Extracted data:
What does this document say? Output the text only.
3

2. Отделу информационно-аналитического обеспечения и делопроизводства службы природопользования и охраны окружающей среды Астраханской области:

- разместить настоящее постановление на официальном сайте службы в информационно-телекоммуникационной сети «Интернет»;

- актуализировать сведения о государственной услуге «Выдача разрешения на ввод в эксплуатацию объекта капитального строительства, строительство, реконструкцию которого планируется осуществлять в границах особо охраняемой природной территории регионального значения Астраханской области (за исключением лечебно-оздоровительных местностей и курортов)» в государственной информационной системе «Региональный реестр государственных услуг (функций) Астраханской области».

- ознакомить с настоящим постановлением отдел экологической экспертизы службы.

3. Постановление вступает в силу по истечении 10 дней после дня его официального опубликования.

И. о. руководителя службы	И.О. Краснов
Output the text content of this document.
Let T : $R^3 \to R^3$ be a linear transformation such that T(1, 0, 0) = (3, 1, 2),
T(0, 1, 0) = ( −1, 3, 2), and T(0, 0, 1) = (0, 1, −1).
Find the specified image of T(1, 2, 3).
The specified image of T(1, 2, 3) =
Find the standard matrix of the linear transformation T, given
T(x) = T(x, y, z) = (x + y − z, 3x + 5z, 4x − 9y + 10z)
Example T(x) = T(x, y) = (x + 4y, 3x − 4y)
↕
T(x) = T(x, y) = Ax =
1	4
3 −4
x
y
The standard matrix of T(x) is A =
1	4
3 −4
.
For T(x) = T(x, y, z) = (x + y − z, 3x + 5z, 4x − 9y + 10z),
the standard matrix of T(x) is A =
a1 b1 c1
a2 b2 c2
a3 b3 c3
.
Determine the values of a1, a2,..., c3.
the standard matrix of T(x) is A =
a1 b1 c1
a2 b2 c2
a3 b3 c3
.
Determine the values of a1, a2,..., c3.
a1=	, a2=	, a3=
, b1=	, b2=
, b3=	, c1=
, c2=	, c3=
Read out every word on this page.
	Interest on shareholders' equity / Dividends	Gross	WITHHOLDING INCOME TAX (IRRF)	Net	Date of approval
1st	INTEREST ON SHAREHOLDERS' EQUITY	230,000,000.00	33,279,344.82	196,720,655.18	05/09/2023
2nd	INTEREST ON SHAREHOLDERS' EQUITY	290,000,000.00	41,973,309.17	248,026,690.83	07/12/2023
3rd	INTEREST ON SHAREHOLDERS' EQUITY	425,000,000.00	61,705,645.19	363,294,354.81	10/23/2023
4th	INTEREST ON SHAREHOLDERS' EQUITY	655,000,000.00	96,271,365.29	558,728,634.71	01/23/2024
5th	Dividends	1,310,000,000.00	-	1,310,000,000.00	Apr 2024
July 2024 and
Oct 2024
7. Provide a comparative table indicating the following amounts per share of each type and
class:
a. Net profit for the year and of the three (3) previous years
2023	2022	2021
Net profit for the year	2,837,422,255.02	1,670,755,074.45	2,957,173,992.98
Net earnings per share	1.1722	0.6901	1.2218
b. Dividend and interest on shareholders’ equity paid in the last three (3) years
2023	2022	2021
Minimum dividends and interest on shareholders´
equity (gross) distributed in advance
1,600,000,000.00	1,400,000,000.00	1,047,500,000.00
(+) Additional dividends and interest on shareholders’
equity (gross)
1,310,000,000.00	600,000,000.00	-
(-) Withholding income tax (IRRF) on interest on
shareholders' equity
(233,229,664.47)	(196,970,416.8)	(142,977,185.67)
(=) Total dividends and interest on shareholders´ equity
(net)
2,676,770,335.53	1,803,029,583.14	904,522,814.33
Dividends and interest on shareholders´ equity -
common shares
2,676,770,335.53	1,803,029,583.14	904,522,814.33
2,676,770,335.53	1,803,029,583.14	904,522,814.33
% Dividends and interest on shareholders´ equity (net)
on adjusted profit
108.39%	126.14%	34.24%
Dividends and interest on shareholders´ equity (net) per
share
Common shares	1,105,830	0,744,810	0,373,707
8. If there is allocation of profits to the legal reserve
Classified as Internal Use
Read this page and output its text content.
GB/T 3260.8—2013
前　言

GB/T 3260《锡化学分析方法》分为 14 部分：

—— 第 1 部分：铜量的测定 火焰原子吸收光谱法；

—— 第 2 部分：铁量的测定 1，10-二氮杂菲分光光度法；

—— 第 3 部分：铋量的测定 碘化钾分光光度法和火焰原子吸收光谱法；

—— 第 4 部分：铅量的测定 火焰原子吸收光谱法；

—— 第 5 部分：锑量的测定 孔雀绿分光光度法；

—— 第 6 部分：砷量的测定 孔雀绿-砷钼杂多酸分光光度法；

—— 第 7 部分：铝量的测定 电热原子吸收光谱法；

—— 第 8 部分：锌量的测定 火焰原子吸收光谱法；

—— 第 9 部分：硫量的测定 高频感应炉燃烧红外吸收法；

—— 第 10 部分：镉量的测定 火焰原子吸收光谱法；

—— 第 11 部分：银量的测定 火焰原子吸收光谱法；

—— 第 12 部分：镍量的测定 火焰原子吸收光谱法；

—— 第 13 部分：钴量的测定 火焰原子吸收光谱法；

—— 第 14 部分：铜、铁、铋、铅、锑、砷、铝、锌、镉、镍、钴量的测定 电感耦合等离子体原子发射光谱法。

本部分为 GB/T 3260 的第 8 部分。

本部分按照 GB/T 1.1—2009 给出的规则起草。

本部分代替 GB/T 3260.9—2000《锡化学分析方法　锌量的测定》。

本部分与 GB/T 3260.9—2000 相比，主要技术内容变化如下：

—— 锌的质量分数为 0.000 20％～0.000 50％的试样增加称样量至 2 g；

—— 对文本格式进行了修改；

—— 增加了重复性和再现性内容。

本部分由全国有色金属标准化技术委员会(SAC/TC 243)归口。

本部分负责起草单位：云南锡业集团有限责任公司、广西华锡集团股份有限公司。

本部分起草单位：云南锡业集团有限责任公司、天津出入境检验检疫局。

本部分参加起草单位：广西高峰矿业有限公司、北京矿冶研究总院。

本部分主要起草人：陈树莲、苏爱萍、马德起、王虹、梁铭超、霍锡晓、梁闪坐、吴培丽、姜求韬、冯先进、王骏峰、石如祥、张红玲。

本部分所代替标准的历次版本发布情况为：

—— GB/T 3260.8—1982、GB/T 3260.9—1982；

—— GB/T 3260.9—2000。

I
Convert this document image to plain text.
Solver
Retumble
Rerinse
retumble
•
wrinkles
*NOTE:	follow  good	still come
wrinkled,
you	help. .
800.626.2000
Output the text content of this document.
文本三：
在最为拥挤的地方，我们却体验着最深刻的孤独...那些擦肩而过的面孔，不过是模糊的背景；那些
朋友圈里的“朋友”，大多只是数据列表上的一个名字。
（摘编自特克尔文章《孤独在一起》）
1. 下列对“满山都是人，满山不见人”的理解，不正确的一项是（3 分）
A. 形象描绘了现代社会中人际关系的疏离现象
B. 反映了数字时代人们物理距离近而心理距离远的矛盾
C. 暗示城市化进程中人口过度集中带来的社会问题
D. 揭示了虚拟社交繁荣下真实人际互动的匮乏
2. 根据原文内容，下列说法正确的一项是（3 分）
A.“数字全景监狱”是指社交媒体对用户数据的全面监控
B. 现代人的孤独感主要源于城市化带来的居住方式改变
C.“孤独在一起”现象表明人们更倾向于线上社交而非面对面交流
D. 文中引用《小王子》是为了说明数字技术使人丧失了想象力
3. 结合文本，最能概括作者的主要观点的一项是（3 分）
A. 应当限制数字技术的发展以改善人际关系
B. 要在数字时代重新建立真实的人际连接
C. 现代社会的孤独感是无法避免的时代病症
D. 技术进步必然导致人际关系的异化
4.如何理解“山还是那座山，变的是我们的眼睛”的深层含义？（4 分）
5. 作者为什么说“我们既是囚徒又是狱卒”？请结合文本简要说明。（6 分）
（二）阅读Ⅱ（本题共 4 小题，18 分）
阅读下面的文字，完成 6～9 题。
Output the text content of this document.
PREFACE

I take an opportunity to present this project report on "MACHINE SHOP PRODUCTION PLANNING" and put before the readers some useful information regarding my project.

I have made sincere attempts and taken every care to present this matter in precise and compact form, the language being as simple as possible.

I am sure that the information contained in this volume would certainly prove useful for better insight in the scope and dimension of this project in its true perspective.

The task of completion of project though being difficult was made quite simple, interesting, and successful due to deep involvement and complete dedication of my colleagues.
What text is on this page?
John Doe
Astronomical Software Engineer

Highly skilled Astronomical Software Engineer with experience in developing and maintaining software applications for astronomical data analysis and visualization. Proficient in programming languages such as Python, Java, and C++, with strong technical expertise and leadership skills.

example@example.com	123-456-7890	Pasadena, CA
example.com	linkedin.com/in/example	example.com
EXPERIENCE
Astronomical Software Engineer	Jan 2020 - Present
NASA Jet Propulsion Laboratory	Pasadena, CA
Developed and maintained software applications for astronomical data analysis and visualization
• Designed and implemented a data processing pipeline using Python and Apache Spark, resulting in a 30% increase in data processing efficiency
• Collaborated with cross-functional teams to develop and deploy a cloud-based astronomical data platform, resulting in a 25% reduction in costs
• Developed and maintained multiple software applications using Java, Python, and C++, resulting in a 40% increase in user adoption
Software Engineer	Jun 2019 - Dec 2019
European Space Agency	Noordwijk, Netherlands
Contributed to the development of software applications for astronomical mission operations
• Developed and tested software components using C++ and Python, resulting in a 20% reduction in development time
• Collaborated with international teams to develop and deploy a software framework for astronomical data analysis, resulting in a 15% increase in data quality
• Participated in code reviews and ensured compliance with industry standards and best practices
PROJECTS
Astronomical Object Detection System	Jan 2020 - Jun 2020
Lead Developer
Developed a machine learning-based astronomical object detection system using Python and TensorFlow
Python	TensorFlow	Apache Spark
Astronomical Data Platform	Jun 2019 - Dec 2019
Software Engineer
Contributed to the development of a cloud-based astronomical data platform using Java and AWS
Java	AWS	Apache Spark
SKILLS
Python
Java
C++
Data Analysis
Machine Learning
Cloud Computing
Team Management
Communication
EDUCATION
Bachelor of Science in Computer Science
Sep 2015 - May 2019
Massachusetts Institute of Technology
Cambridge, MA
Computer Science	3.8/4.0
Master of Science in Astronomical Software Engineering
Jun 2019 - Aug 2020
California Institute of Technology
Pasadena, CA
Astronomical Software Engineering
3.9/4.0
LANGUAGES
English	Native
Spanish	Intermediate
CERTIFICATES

Exercise prompt:
In the records above, find each line holding "TensorFlow" and copy it.

Task response:
Developed a machine learning-based astronomical object detection system using Python and TensorFlow
Python	TensorFlow	Apache Spark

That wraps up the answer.